Written request ▸ What is the number of lines containing "Groundwater"? Give only that number.

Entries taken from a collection
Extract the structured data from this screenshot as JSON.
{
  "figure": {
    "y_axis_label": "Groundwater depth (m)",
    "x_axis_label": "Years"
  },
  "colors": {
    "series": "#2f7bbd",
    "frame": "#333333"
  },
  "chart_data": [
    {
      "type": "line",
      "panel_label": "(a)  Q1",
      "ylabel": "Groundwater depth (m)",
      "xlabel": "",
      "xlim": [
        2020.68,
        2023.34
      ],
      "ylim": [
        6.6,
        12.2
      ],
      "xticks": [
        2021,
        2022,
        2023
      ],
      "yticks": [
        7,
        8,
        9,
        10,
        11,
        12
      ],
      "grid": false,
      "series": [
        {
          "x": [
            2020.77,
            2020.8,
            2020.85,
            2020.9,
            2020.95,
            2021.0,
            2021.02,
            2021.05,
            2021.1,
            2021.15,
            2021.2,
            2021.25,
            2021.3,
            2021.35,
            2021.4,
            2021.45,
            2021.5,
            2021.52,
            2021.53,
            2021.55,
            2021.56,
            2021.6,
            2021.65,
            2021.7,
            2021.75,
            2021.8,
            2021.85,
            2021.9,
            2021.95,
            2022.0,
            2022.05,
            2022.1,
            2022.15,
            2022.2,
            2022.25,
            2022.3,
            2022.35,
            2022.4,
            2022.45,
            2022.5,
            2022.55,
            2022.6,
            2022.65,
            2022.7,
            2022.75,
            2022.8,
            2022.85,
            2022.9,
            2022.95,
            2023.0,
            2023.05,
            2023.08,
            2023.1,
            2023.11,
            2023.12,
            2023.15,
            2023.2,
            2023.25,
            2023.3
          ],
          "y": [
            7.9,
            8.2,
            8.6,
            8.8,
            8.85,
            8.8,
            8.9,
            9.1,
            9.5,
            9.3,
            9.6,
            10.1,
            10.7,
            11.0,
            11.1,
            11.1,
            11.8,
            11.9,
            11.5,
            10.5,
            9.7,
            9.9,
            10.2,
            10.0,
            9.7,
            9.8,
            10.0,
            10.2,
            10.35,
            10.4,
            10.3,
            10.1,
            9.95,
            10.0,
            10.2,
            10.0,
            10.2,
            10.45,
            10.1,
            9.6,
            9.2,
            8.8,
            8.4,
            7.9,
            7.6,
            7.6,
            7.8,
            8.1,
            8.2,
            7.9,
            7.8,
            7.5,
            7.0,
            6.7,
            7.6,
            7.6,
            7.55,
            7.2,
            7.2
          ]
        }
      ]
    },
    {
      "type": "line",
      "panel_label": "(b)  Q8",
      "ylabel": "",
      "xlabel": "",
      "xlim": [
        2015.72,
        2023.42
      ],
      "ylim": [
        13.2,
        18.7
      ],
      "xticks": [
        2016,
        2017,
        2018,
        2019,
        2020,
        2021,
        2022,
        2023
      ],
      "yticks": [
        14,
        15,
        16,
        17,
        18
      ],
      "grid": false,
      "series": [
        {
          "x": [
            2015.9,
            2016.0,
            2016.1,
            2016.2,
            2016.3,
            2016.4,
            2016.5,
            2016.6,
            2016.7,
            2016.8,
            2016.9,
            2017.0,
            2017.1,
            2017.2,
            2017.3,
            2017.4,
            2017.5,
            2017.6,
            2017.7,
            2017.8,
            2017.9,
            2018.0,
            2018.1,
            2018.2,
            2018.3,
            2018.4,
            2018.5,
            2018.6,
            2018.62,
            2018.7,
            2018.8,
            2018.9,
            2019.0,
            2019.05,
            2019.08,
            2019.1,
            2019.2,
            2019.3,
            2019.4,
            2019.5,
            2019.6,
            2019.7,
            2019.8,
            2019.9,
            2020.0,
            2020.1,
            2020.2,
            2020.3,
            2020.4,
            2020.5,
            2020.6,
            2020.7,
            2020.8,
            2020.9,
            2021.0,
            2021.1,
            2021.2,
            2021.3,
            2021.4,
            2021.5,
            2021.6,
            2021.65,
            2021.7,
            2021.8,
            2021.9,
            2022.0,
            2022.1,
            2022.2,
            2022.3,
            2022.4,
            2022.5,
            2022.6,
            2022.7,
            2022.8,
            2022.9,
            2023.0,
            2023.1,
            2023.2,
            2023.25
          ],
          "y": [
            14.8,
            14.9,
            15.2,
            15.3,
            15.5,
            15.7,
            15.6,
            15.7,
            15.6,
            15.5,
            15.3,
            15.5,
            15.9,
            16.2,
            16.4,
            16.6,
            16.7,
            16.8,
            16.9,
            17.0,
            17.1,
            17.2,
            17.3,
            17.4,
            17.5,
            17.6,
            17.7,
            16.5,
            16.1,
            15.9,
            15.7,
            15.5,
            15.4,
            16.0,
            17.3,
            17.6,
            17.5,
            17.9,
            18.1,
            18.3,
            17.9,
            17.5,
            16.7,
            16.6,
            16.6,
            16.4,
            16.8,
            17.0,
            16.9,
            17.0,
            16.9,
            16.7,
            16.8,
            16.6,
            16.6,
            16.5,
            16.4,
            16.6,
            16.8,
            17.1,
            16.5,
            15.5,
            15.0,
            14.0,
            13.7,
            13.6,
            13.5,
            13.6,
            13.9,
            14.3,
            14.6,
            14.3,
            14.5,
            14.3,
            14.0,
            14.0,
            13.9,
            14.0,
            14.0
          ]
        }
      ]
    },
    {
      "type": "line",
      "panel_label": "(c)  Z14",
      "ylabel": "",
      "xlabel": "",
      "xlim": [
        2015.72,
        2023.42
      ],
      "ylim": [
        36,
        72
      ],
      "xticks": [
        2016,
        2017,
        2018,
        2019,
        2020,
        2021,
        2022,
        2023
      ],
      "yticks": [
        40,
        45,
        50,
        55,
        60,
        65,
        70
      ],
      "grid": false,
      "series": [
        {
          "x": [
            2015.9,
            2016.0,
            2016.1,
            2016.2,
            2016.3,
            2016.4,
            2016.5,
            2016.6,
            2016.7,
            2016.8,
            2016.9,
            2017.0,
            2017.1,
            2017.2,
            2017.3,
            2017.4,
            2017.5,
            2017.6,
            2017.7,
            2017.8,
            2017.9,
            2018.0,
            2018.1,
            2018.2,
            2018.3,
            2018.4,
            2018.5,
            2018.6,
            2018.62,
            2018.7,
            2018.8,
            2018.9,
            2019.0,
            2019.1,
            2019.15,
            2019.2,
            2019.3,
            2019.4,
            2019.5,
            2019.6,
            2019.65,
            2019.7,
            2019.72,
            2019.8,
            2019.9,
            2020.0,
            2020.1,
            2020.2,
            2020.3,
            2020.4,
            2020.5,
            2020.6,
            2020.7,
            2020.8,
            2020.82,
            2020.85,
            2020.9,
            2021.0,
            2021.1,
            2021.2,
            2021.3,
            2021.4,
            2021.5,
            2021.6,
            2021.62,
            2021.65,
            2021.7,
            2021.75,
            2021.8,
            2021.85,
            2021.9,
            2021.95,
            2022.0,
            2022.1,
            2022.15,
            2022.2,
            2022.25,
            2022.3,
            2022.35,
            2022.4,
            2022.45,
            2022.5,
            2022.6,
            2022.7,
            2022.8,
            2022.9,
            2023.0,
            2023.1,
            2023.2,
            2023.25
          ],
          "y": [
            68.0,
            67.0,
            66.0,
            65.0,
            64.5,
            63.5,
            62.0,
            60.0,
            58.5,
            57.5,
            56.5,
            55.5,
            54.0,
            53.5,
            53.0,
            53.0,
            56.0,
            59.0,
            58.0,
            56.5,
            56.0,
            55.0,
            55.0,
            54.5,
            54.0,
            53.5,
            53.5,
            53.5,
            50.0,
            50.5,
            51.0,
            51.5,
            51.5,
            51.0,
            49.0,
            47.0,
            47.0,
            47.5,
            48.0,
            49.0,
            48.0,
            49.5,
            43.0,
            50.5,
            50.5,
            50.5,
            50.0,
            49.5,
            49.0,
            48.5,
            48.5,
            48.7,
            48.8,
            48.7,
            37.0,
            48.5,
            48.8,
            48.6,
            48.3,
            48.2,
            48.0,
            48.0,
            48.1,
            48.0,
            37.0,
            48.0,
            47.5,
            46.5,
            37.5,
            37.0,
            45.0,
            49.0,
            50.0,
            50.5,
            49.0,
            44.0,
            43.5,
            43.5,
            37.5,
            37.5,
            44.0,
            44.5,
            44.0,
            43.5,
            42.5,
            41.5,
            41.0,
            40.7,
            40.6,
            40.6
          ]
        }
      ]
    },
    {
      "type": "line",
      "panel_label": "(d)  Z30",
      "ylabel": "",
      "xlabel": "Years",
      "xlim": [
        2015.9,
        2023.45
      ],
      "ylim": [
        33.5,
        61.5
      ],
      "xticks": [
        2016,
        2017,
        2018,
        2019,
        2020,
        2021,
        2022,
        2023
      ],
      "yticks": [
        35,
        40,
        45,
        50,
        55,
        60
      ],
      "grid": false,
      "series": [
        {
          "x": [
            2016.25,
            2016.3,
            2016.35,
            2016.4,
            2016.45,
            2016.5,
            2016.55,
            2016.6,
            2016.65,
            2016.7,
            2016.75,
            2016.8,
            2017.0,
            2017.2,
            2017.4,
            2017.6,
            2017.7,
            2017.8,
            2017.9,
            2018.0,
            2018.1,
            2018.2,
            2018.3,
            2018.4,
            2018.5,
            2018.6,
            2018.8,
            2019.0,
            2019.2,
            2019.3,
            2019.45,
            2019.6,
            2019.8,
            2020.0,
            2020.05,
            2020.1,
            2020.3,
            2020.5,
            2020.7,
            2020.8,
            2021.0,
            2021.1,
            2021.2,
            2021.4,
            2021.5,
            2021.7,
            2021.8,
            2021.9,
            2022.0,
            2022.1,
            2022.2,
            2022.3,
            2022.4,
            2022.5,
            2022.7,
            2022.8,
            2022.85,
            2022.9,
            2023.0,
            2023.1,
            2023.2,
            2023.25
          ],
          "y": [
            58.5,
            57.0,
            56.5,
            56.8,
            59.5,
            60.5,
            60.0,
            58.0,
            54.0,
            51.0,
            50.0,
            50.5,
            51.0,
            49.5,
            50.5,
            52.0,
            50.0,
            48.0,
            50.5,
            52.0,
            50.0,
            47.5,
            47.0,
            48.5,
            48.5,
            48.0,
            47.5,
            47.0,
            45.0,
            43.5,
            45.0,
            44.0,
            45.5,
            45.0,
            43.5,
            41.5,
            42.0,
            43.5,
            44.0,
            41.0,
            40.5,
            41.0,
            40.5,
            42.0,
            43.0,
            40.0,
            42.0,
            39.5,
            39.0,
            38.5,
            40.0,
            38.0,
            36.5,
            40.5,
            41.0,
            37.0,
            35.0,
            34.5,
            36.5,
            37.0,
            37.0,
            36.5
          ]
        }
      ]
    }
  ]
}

The output ▸ 2